_Task input_.

begin

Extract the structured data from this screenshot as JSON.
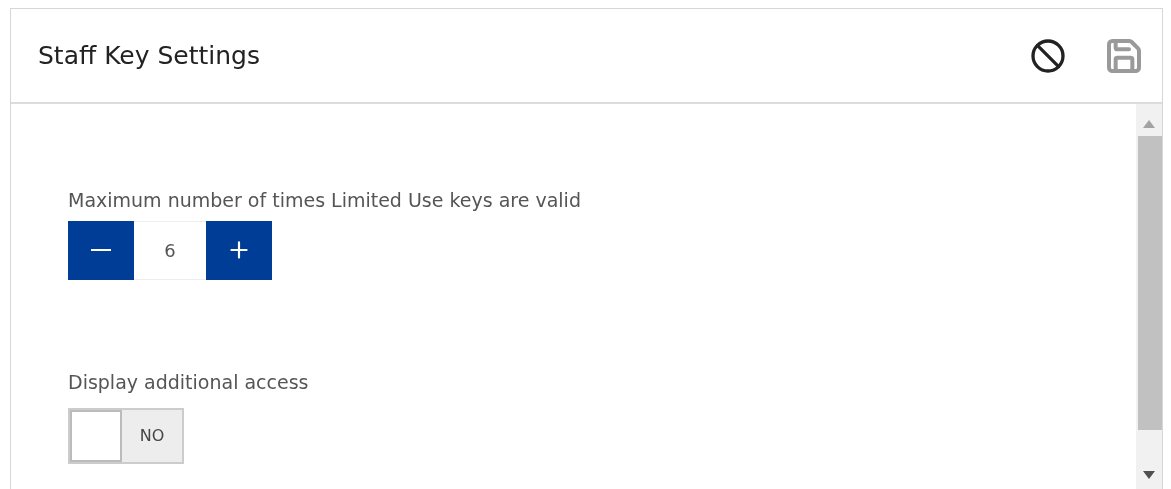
{
  "header": {
    "title": "Staff Key Settings",
    "actions": [
      {
        "kind": "cancel",
        "disabled": false
      },
      {
        "kind": "save",
        "disabled": true
      }
    ]
  },
  "fields": [
    {
      "kind": "stepper",
      "label": "Maximum number of times Limited Use keys are valid",
      "value": "6"
    },
    {
      "kind": "toggle",
      "label": "Display additional access",
      "state_text": "NO",
      "on": false
    }
  ]
}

end

_Direction_. In the material above, show every line where the word "label" turns up.

_Reply_.
      "label": "Maximum number of times Limited Use keys are valid",
      "label": "Display additional access",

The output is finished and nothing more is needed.